# start of Records supplied
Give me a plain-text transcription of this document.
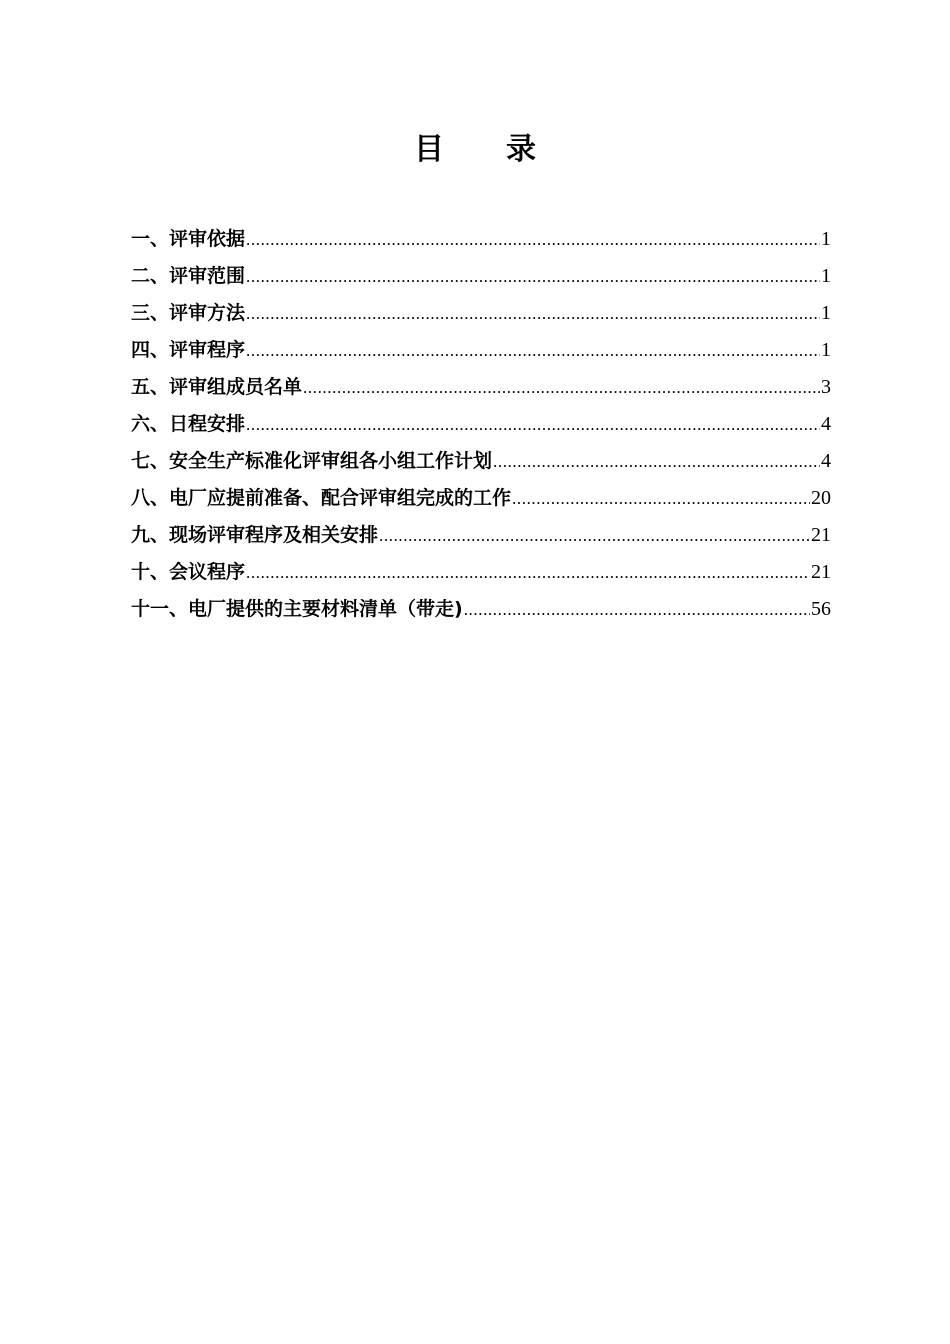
目 录
一、评审依据 .....	1
二、评审范围 .....	1
三、评审方法 .....	1
四、评审程序 .....	1
五、评审组成员名单 .....	3
六、日程安排 .....	4
七、安全生产标准化评审组各小组工作计划 .....	4
八、电厂应提前准备、配合评审组完成的工作 .....	20
九、现场评审程序及相关安排 .....	21
十、会议程序 .....	21
十一、电厂提供的主要材料清单（带走) .....	56
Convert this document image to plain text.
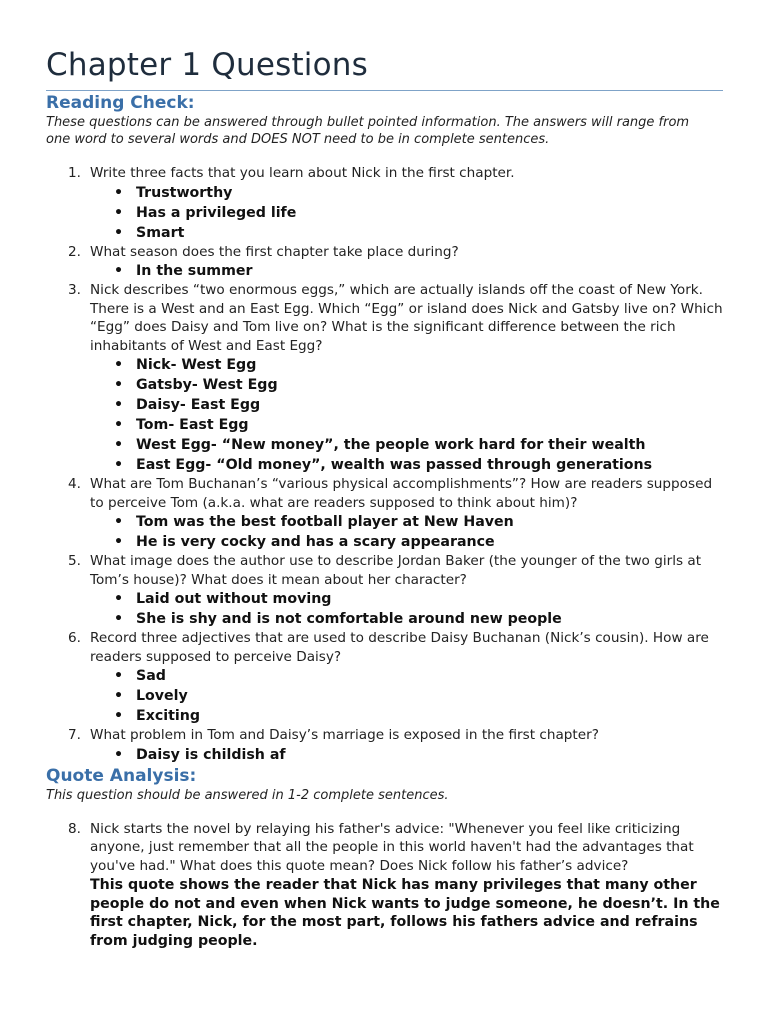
Chapter 1 Questions
Reading Check:

These questions can be answered through bullet pointed information. The answers will range from one word to several words and DOES NOT need to be in complete sentences.

1. Write three facts that you learn about Nick in the first chapter.
• Trustworthy
• Has a privileged life
• Smart
2. What season does the first chapter take place during?
• In the summer
3. Nick describes “two enormous eggs,” which are actually islands off the coast of New York. There is a West and an East Egg. Which “Egg” or island does Nick and Gatsby live on? Which “Egg” does Daisy and Tom live on? What is the significant difference between the rich inhabitants of West and East Egg?
• Nick- West Egg
• Gatsby- West Egg
• Daisy- East Egg
• Tom- East Egg
• West Egg- “New money”, the people work hard for their wealth
• East Egg- “Old money”, wealth was passed through generations
4. What are Tom Buchanan’s “various physical accomplishments”? How are readers supposed to perceive Tom (a.k.a. what are readers supposed to think about him)?
• Tom was the best football player at New Haven
• He is very cocky and has a scary appearance
5. What image does the author use to describe Jordan Baker (the younger of the two girls at Tom’s house)? What does it mean about her character?
• Laid out without moving
• She is shy and is not comfortable around new people
6. Record three adjectives that are used to describe Daisy Buchanan (Nick’s cousin). How are readers supposed to perceive Daisy?
• Sad
• Lovely
• Exciting
7. What problem in Tom and Daisy’s marriage is exposed in the first chapter?
• Daisy is childish af
Quote Analysis:

This question should be answered in 1-2 complete sentences.

8. Nick starts the novel by relaying his father's advice: "Whenever you feel like criticizing anyone, just remember that all the people in this world haven't had the advantages that you've had." What does this quote mean? Does Nick follow his father’s advice?
This quote shows the reader that Nick has many privileges that many other people do not and even when Nick wants to judge someone, he doesn’t. In the first chapter, Nick, for the most part, follows his fathers advice and refrains from judging people.
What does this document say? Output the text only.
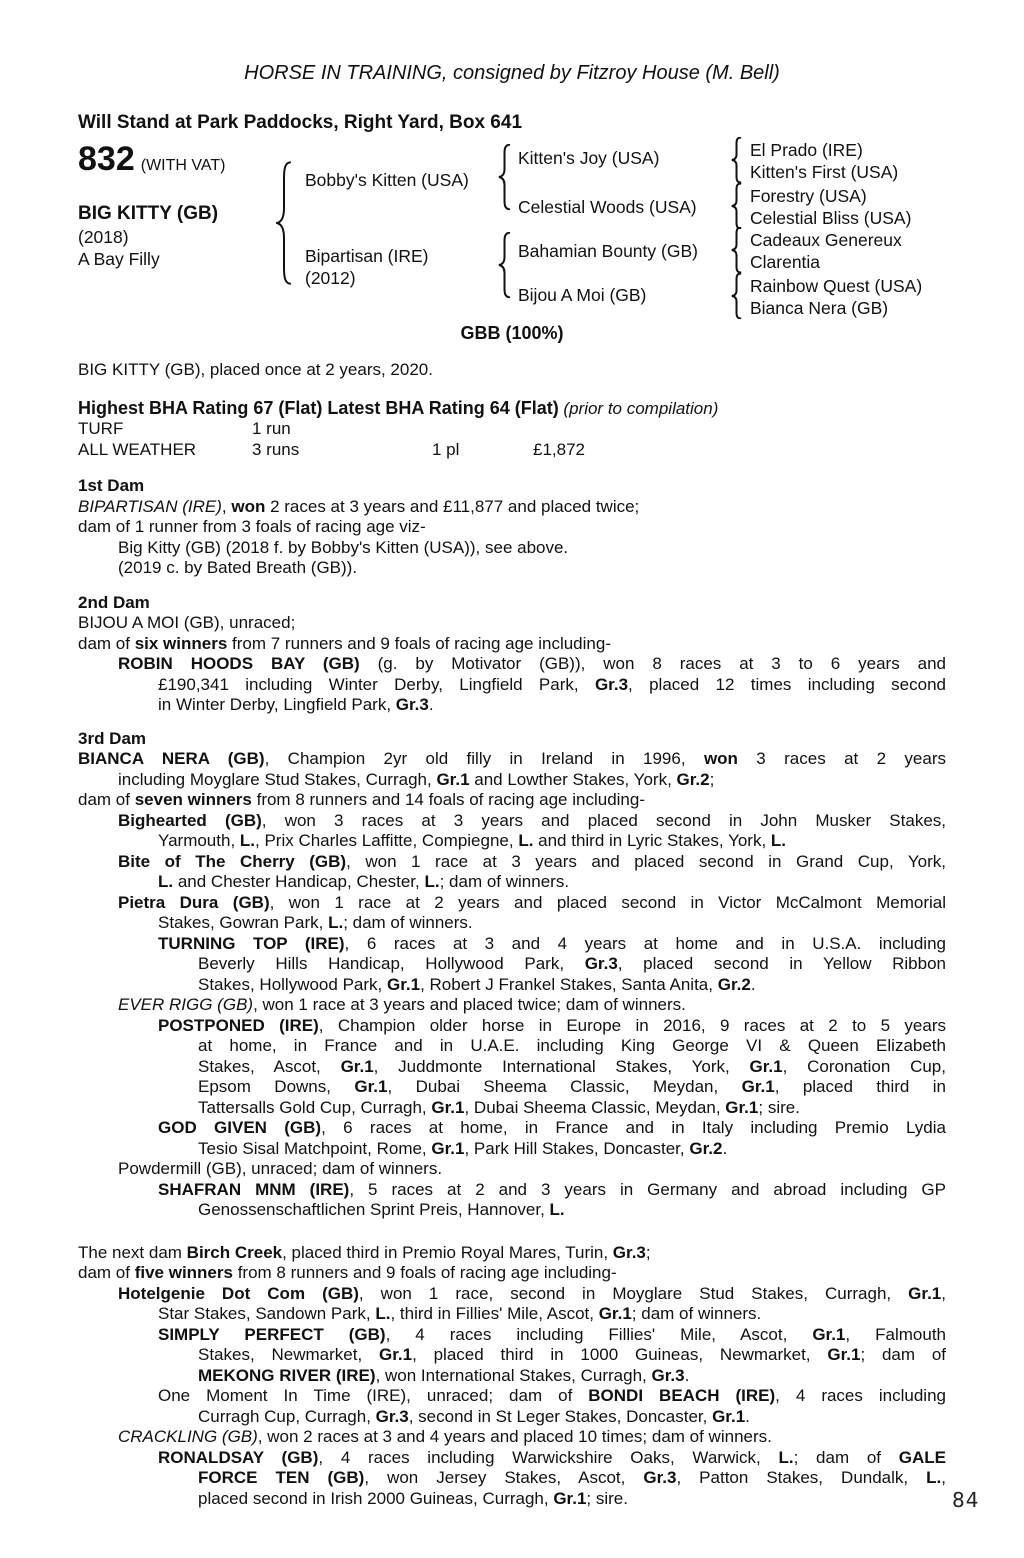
HORSE IN TRAINING, consigned by Fitzroy House (M. Bell)
Will Stand at Park Paddocks, Right Yard, Box 641
832 (WITH VAT)
BIG KITTY (GB)
(2018)
A Bay Filly
Bobby's Kitten (USA)
Bipartisan (IRE)
(2012)
Kitten's Joy (USA)
Celestial Woods (USA)
Bahamian Bounty (GB)
Bijou A Moi (GB)
El Prado (IRE)
Kitten's First (USA)
Forestry (USA)
Celestial Bliss (USA)
Cadeaux Genereux
Clarentia
Rainbow Quest (USA)
Bianca Nera (GB)
GBB (100%)
BIG KITTY (GB), placed once at 2 years, 2020.
Highest BHA Rating 67 (Flat) Latest BHA Rating 64 (Flat) (prior to compilation)
TURF	1 run
ALL WEATHER	3 runs	1 pl	£1,872
1st Dam
BIPARTISAN (IRE), won 2 races at 3 years and £11,877 and placed twice;
dam of 1 runner from 3 foals of racing age viz-
Big Kitty (GB) (2018 f. by Bobby's Kitten (USA)), see above.
(2019 c. by Bated Breath (GB)).
2nd Dam
BIJOU A MOI (GB), unraced;
dam of six winners from 7 runners and 9 foals of racing age including-
ROBIN HOODS BAY (GB) (g. by Motivator (GB)), won 8 races at 3 to 6 years and
£190,341 including Winter Derby, Lingfield Park, Gr.3, placed 12 times including second
in Winter Derby, Lingfield Park, Gr.3.
3rd Dam
BIANCA NERA (GB), Champion 2yr old filly in Ireland in 1996, won 3 races at 2 years
including Moyglare Stud Stakes, Curragh, Gr.1 and Lowther Stakes, York, Gr.2;
dam of seven winners from 8 runners and 14 foals of racing age including-
Bighearted (GB), won 3 races at 3 years and placed second in John Musker Stakes,
Yarmouth, L., Prix Charles Laffitte, Compiegne, L. and third in Lyric Stakes, York, L.
Bite of The Cherry (GB), won 1 race at 3 years and placed second in Grand Cup, York,
L. and Chester Handicap, Chester, L.; dam of winners.
Pietra Dura (GB), won 1 race at 2 years and placed second in Victor McCalmont Memorial
Stakes, Gowran Park, L.; dam of winners.
TURNING TOP (IRE), 6 races at 3 and 4 years at home and in U.S.A. including
Beverly Hills Handicap, Hollywood Park, Gr.3, placed second in Yellow Ribbon
Stakes, Hollywood Park, Gr.1, Robert J Frankel Stakes, Santa Anita, Gr.2.
EVER RIGG (GB), won 1 race at 3 years and placed twice; dam of winners.
POSTPONED (IRE), Champion older horse in Europe in 2016, 9 races at 2 to 5 years
at home, in France and in U.A.E. including King George VI & Queen Elizabeth
Stakes, Ascot, Gr.1, Juddmonte International Stakes, York, Gr.1, Coronation Cup,
Epsom Downs, Gr.1, Dubai Sheema Classic, Meydan, Gr.1, placed third in
Tattersalls Gold Cup, Curragh, Gr.1, Dubai Sheema Classic, Meydan, Gr.1; sire.
GOD GIVEN (GB), 6 races at home, in France and in Italy including Premio Lydia
Tesio Sisal Matchpoint, Rome, Gr.1, Park Hill Stakes, Doncaster, Gr.2.
Powdermill (GB), unraced; dam of winners.
SHAFRAN MNM (IRE), 5 races at 2 and 3 years in Germany and abroad including GP
Genossenschaftlichen Sprint Preis, Hannover, L.
The next dam Birch Creek, placed third in Premio Royal Mares, Turin, Gr.3;
dam of five winners from 8 runners and 9 foals of racing age including-
Hotelgenie Dot Com (GB), won 1 race, second in Moyglare Stud Stakes, Curragh, Gr.1,
Star Stakes, Sandown Park, L., third in Fillies' Mile, Ascot, Gr.1; dam of winners.
SIMPLY PERFECT (GB), 4 races including Fillies' Mile, Ascot, Gr.1, Falmouth
Stakes, Newmarket, Gr.1, placed third in 1000 Guineas, Newmarket, Gr.1; dam of
MEKONG RIVER (IRE), won International Stakes, Curragh, Gr.3.
One Moment In Time (IRE), unraced; dam of BONDI BEACH (IRE), 4 races including
Curragh Cup, Curragh, Gr.3, second in St Leger Stakes, Doncaster, Gr.1.
CRACKLING (GB), won 2 races at 3 and 4 years and placed 10 times; dam of winners.
RONALDSAY (GB), 4 races including Warwickshire Oaks, Warwick, L.; dam of GALE
FORCE TEN (GB), won Jersey Stakes, Ascot, Gr.3, Patton Stakes, Dundalk, L.,
placed second in Irish 2000 Guineas, Curragh, Gr.1; sire.	84
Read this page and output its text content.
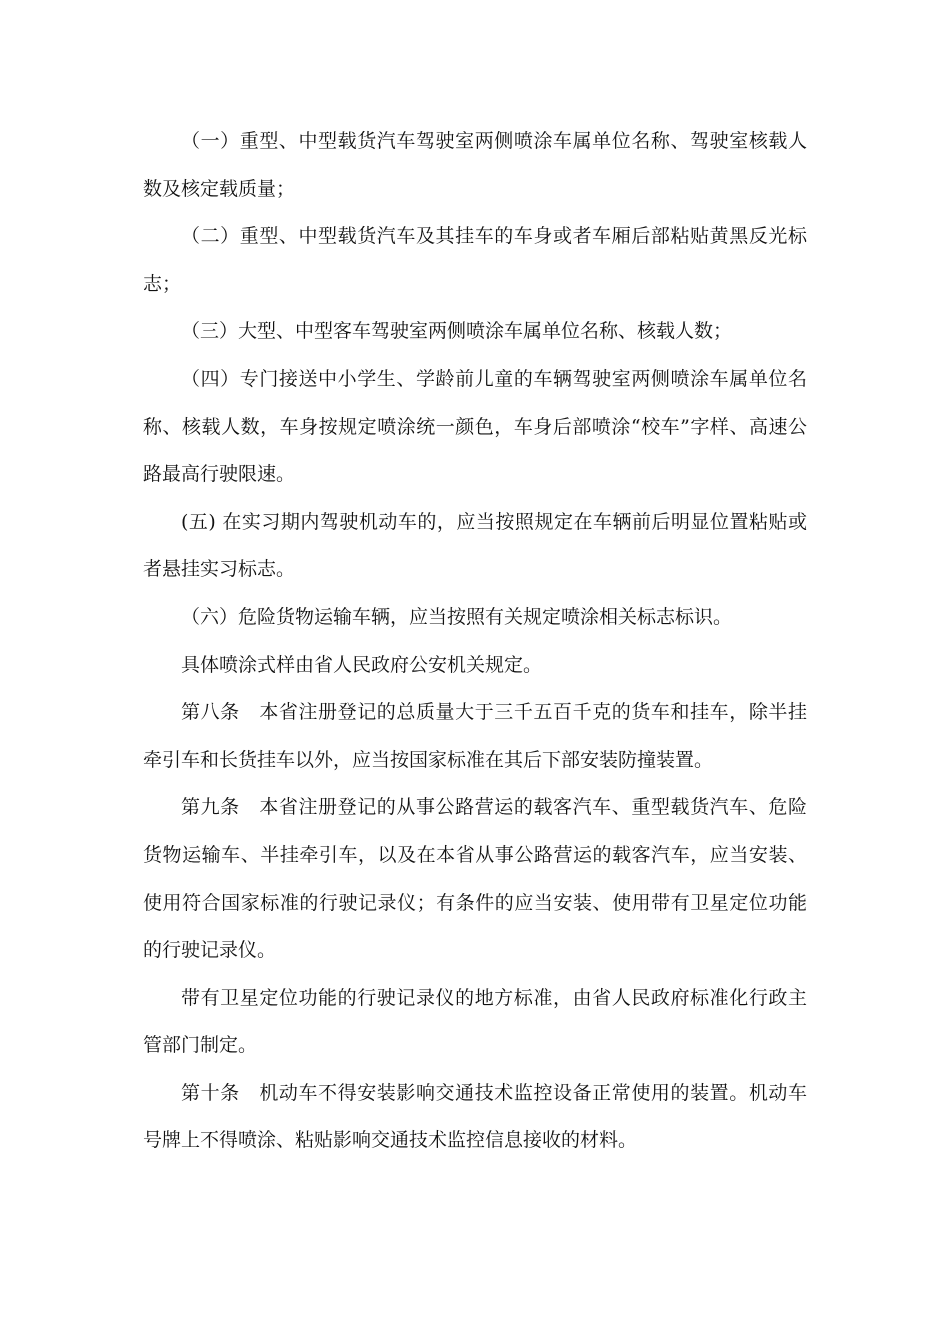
（一）重型、中型载货汽车驾驶室两侧喷涂车属单位名称、驾驶室核载人数及核定载质量；

（二）重型、中型载货汽车及其挂车的车身或者车厢后部粘贴黄黑反光标志；

（三）大型、中型客车驾驶室两侧喷涂车属单位名称、核载人数；

（四）专门接送中小学生、学龄前儿童的车辆驾驶室两侧喷涂车属单位名称、核载人数，车身按规定喷涂统一颜色，车身后部喷涂“校车”字样、高速公路最高行驶限速。

(五) 在实习期内驾驶机动车的，应当按照规定在车辆前后明显位置粘贴或者悬挂实习标志。

（六）危险货物运输车辆，应当按照有关规定喷涂相关标志标识。

具体喷涂式样由省人民政府公安机关规定。

第八条　本省注册登记的总质量大于三千五百千克的货车和挂车，除半挂牵引车和长货挂车以外，应当按国家标准在其后下部安装防撞装置。

第九条　本省注册登记的从事公路营运的载客汽车、重型载货汽车、危险货物运输车、半挂牵引车，以及在本省从事公路营运的载客汽车，应当安装、使用符合国家标准的行驶记录仪；有条件的应当安装、使用带有卫星定位功能的行驶记录仪。

带有卫星定位功能的行驶记录仪的地方标准，由省人民政府标准化行政主管部门制定。

第十条　机动车不得安装影响交通技术监控设备正常使用的装置。机动车号牌上不得喷涂、粘贴影响交通技术监控信息接收的材料。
# end of Records supplied
Task instructions:
Go through the data above and find the lines with the word "Stud". Copy each of those lines.

Answer to the task:
including Moyglare Stud Stakes, Curragh, Gr.1 and Lowther Stakes, York, Gr.2;
Hotelgenie Dot Com (GB), won 1 race, second in Moyglare Stud Stakes, Curragh, Gr.1,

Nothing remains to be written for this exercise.